## STATED TASK
Write out the listing below without alteration, omitting its pictures.
_ _ _ _
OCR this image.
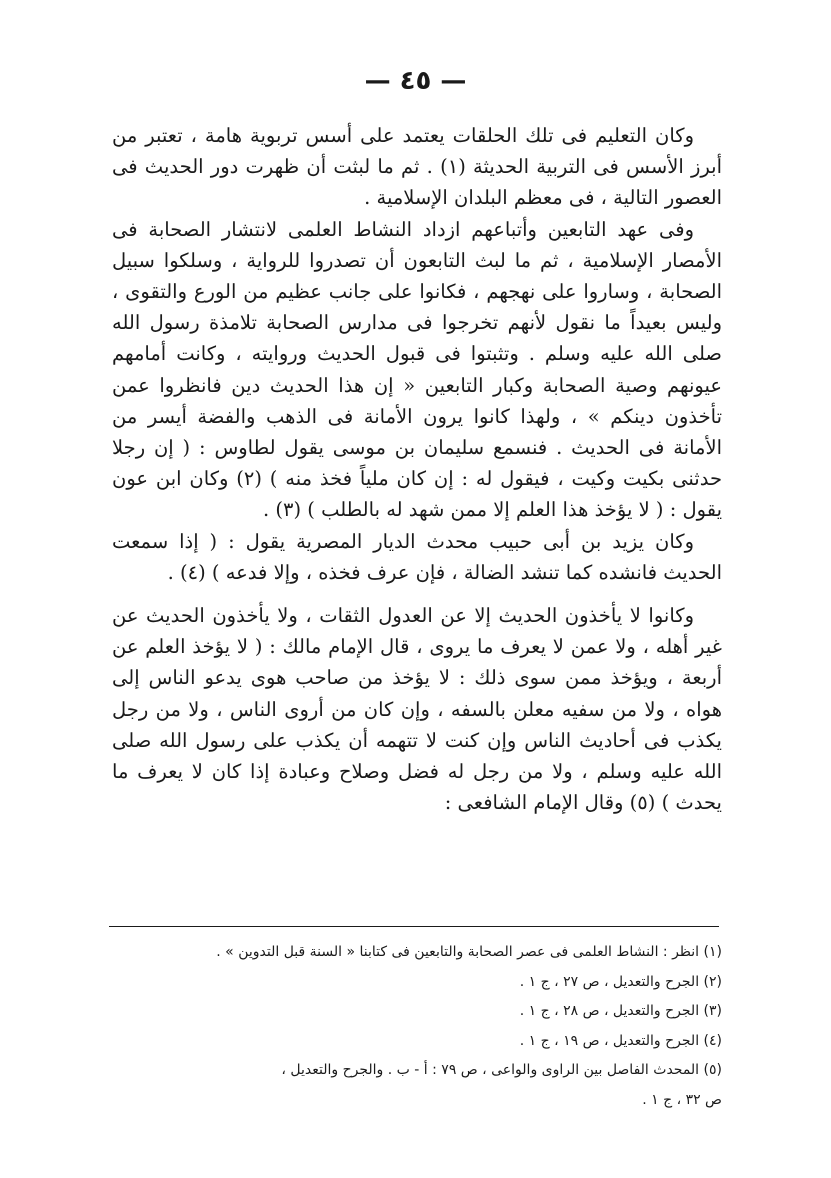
— ٤٥ —

وكان التعليم فى تلك الحلقات يعتمد على أسس تربوية هامة ، تعتبر من أبرز الأسس فى التربية الحديثة (١) . ثم ما لبثت أن ظهرت دور الحديث فى العصور التالية ، فى معظم البلدان الإسلامية .

وفى عهد التابعين وأتباعهم ازداد النشاط العلمى لانتشار الصحابة فى الأمصار الإسلامية ، ثم ما لبث التابعون أن تصدروا للرواية ، وسلكوا سبيل الصحابة ، وساروا على نهجهم ، فكانوا على جانب عظيم من الورع والتقوى ، وليس بعيداً ما نقول لأنهم تخرجوا فى مدارس الصحابة تلامذة رسول الله صلى الله عليه وسلم . وتثبتوا فى قبول الحديث وروايته ، وكانت أمامهم عيونهم وصية الصحابة وكبار التابعين « إن هذا الحديث دين فانظروا عمن تأخذون دينكم » ، ولهذا كانوا يرون الأمانة فى الذهب والفضة أيسر من الأمانة فى الحديث . فنسمع سليمان بن موسى يقول لطاوس : ( إن رجلا حدثنى بكيت وكيت ، فيقول له : إن كان ملياً فخذ منه ) (٢) وكان ابن عون يقول : ( لا يؤخذ هذا العلم إلا ممن شهد له بالطلب ) (٣) .

وكان يزيد بن أبى حبيب محدث الديار المصرية يقول : ( إذا سمعت الحديث فانشده كما تنشد الضالة ، فإن عرف فخذه ، وإلا فدعه ) (٤) .

وكانوا لا يأخذون الحديث إلا عن العدول الثقات ، ولا يأخذون الحديث عن غير أهله ، ولا عمن لا يعرف ما يروى ، قال الإمام مالك : ( لا يؤخذ العلم عن أربعة ، ويؤخذ ممن سوى ذلك : لا يؤخذ من صاحب هوى يدعو الناس إلى هواه ، ولا من سفيه معلن بالسفه ، وإن كان من أروى الناس ، ولا من رجل يكذب فى أحاديث الناس وإن كنت لا تتهمه أن يكذب على رسول الله صلى الله عليه وسلم ، ولا من رجل له فضل وصلاح وعبادة إذا كان لا يعرف ما يحدث ) (٥) وقال الإمام الشافعى :

(١) انظر : النشاط العلمى فى عصر الصحابة والتابعين فى كتابنا « السنة قبل التدوين » .

(٢) الجرح والتعديل ، ص ٢٧ ، ج ١ .

(٣) الجرح والتعديل ، ص ٢٨ ، ج ١ .

(٤) الجرح والتعديل ، ص ١٩ ، ج ١ .

(٥) المحدث الفاصل بين الراوى والواعى ، ص ٧٩ : أ - ب . والجرح والتعديل ،

ص ٣٢ ، ج ١ .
_ _ _ _
## EXERCISE ANSWER
OCR this image.
— ٤٥ —

وكان التعليم فى تلك الحلقات يعتمد على أسس تربوية هامة ، تعتبر من أبرز الأسس فى التربية الحديثة (١) . ثم ما لبثت أن ظهرت دور الحديث فى العصور التالية ، فى معظم البلدان الإسلامية .

وفى عهد التابعين وأتباعهم ازداد النشاط العلمى لانتشار الصحابة فى الأمصار الإسلامية ، ثم ما لبث التابعون أن تصدروا للرواية ، وسلكوا سبيل الصحابة ، وساروا على نهجهم ، فكانوا على جانب عظيم من الورع والتقوى ، وليس بعيداً ما نقول لأنهم تخرجوا فى مدارس الصحابة تلامذة رسول الله صلى الله عليه وسلم . وتثبتوا فى قبول الحديث وروايته ، وكانت أمامهم عيونهم وصية الصحابة وكبار التابعين « إن هذا الحديث دين فانظروا عمن تأخذون دينكم » ، ولهذا كانوا يرون الأمانة فى الذهب والفضة أيسر من الأمانة فى الحديث . فنسمع سليمان بن موسى يقول لطاوس : ( إن رجلا حدثنى بكيت وكيت ، فيقول له : إن كان ملياً فخذ منه ) (٢) وكان ابن عون يقول : ( لا يؤخذ هذا العلم إلا ممن شهد له بالطلب ) (٣) .

وكان يزيد بن أبى حبيب محدث الديار المصرية يقول : ( إذا سمعت الحديث فانشده كما تنشد الضالة ، فإن عرف فخذه ، وإلا فدعه ) (٤) .

وكانوا لا يأخذون الحديث إلا عن العدول الثقات ، ولا يأخذون الحديث عن غير أهله ، ولا عمن لا يعرف ما يروى ، قال الإمام مالك : ( لا يؤخذ العلم عن أربعة ، ويؤخذ ممن سوى ذلك : لا يؤخذ من صاحب هوى يدعو الناس إلى هواه ، ولا من سفيه معلن بالسفه ، وإن كان من أروى الناس ، ولا من رجل يكذب فى أحاديث الناس وإن كنت لا تتهمه أن يكذب على رسول الله صلى الله عليه وسلم ، ولا من رجل له فضل وصلاح وعبادة إذا كان لا يعرف ما يحدث ) (٥) وقال الإمام الشافعى :

(١) انظر : النشاط العلمى فى عصر الصحابة والتابعين فى كتابنا « السنة قبل التدوين » .

(٢) الجرح والتعديل ، ص ٢٧ ، ج ١ .

(٣) الجرح والتعديل ، ص ٢٨ ، ج ١ .

(٤) الجرح والتعديل ، ص ١٩ ، ج ١ .

(٥) المحدث الفاصل بين الراوى والواعى ، ص ٧٩ : أ - ب . والجرح والتعديل ،

ص ٣٢ ، ج ١ .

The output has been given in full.